Source passage:
__________________________________________________
List and description of all packages in CRAN from within R

Edit of an almost ten-year old accepted answer. What you likely want is not to scrape (unless you want to practice scraping) but use an existing interface: tools::CRAN_package_db(). Example:

> db <- tools::CRAN_package_db()[, c("Package", "Description")]
> dim(db)
[1] 18978     2
> 

The function brings (currently) 66 columns back of which the of interest here are a part.


I actually think you want "Package" and "Title" as the "Description" can run to several lines. So here is the former, just put "Description" in the final subset if you really want "Description":

R> ## from http://developer.r-project.org/CRAN/Scripts/depends.R and adapted
R>
R> require("tools")
R>
R> getPackagesWithTitle <- function() {
+     contrib.url(getOption("repos")["CRAN"], "source")
__________________________________________________
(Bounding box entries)
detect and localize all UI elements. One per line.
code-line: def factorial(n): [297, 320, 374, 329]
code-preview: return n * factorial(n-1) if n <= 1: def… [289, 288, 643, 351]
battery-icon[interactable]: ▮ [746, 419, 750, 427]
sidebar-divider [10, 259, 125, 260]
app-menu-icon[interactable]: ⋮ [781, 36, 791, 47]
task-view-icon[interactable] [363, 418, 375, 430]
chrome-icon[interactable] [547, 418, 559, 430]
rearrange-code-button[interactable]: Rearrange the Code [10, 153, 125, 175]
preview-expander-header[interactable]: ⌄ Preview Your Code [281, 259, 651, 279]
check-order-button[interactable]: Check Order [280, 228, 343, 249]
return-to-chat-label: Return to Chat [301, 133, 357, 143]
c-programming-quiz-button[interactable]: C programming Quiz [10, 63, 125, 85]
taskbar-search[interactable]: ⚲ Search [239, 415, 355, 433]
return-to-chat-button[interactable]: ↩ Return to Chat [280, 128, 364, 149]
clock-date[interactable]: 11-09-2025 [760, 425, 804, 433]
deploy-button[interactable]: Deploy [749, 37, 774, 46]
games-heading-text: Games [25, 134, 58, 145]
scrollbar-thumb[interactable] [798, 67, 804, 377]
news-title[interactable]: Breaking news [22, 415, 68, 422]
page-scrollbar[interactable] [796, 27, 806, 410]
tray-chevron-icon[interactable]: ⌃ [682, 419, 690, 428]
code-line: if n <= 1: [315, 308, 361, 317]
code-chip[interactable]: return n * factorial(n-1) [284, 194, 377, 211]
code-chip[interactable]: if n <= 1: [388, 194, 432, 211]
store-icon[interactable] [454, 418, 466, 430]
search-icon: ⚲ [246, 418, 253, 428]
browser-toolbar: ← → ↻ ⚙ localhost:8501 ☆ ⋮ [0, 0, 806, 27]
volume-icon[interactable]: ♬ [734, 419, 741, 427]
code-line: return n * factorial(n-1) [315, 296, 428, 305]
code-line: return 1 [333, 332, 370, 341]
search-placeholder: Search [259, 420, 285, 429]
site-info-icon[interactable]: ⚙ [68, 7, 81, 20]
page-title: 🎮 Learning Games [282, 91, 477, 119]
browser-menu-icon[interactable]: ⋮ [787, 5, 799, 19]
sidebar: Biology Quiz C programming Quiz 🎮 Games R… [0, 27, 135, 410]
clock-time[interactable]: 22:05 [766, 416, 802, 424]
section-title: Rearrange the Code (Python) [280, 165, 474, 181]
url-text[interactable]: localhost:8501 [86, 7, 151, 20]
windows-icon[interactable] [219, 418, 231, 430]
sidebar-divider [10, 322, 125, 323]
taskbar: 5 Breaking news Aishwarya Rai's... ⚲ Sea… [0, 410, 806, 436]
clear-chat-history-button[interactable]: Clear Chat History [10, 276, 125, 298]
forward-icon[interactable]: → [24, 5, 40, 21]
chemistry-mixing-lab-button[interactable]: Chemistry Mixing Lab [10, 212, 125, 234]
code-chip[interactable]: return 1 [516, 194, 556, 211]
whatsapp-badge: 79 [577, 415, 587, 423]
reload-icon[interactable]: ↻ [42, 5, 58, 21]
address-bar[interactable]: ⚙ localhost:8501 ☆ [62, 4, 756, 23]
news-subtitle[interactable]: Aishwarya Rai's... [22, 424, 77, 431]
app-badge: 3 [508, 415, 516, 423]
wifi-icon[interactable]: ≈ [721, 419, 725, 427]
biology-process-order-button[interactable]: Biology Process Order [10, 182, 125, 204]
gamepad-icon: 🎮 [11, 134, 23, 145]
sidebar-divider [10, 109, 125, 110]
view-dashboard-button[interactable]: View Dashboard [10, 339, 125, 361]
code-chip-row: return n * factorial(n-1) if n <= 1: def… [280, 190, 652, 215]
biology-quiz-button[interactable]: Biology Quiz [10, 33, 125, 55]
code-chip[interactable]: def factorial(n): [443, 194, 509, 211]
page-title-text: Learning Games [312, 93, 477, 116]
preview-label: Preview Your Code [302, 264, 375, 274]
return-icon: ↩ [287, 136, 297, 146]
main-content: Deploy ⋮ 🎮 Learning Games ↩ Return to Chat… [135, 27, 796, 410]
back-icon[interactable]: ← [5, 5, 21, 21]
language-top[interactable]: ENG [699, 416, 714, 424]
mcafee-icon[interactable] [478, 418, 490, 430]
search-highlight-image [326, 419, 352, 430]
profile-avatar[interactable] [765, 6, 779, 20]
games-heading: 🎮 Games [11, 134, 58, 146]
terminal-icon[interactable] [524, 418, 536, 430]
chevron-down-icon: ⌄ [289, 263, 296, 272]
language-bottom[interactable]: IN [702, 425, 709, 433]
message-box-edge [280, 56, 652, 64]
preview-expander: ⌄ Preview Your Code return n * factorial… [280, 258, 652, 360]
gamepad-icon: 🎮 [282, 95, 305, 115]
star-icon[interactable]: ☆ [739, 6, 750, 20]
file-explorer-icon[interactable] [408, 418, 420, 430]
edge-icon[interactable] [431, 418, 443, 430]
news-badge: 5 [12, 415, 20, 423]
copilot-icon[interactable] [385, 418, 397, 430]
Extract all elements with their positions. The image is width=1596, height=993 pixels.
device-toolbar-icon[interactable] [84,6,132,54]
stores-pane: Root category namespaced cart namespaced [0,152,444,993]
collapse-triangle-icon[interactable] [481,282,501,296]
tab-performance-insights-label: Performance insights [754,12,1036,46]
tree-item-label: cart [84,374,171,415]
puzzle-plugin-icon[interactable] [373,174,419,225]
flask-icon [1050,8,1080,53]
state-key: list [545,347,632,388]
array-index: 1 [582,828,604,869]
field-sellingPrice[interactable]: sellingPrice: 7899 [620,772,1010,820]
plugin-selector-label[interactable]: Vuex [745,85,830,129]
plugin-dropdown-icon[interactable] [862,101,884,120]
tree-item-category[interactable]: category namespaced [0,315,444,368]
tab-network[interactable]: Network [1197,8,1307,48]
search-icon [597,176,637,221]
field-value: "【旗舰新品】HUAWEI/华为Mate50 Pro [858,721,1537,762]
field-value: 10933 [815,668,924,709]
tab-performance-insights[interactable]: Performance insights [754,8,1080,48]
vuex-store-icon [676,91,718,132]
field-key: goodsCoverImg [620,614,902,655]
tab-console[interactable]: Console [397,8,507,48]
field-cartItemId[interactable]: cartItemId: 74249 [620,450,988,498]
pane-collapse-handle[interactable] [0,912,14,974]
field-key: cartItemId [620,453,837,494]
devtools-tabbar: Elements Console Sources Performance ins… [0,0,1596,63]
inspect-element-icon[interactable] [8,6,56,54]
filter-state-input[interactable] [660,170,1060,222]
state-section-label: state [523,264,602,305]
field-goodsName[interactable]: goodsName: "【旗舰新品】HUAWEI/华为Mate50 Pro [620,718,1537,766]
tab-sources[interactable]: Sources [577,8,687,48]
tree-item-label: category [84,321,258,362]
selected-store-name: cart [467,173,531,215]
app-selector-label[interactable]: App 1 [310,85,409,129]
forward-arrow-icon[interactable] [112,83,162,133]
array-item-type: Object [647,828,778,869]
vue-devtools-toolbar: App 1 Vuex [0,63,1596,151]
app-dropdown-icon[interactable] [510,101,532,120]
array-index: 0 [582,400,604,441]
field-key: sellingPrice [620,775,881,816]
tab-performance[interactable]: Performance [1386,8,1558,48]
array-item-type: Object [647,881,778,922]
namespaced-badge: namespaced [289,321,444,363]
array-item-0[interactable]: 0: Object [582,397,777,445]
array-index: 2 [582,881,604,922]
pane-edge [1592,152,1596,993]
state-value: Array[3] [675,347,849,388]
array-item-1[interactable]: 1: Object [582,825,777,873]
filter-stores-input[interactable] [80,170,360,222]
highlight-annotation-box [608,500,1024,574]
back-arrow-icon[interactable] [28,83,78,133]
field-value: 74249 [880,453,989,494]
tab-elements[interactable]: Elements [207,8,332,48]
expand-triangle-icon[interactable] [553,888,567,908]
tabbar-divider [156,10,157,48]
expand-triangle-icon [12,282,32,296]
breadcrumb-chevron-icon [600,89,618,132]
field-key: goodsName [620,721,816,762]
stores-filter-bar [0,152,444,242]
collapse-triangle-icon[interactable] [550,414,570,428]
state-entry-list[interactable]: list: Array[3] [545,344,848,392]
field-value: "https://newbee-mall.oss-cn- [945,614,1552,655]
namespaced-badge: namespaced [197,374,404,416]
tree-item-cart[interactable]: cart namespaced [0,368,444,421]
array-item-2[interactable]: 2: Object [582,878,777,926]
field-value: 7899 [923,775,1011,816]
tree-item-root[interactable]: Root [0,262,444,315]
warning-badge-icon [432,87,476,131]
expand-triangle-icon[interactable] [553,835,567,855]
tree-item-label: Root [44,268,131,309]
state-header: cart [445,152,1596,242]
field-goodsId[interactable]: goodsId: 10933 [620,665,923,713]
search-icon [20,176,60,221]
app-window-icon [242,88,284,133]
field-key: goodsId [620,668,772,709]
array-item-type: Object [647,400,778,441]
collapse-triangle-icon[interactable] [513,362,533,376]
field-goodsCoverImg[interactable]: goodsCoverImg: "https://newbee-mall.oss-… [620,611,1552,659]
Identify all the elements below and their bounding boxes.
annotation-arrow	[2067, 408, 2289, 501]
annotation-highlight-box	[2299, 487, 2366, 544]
__________________________________________________
Your instructions: Continue the forum thread about listing CRAN packages from within R, picking up right where it stops.

The answer:
+     description <- sprintf("%s/web/packages/packages.rds", 
+                            getOption("repos")["CRAN"])
+     con <- if(substring(description, 1L, 7L) == "file://") {
+         file(description, "rb")
+     } else {
+         url(description, "rb")
+     }
+     on.exit(close(con))
+     db <- readRDS(gzcon(con))
+     rownames(db) <- NULL
+
+     db[, c("Package", "Title")]
+ }
R>
R>
R> head(getPackagesWithTitle())               # I shortened one Title here...
     Package              Title
[1,] "abc"                "Tools for Approximate Bayesian Computation (ABC)"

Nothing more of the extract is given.